## [Exercise directions]
Count how many lines below contain the word "khóc", then give that number alone.

>> BEGIN Task data

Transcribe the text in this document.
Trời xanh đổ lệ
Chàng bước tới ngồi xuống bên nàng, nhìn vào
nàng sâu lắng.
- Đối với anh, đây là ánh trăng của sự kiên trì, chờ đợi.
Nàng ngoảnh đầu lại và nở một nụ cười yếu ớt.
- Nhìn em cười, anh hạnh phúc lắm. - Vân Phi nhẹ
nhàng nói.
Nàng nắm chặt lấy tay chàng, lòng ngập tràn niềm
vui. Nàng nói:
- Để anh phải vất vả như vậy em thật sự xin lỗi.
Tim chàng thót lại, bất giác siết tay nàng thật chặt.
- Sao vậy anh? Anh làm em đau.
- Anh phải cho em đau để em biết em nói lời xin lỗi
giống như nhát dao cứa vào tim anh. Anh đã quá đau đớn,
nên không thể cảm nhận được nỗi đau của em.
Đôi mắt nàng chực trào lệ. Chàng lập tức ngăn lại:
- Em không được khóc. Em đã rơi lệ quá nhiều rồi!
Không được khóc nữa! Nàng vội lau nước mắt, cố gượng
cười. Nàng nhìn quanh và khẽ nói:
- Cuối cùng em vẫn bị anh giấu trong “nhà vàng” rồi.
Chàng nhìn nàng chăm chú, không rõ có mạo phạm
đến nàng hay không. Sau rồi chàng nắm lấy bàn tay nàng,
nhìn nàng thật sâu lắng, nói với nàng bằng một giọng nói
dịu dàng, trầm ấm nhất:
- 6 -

>> END Task data

## [Answer to this problem]
2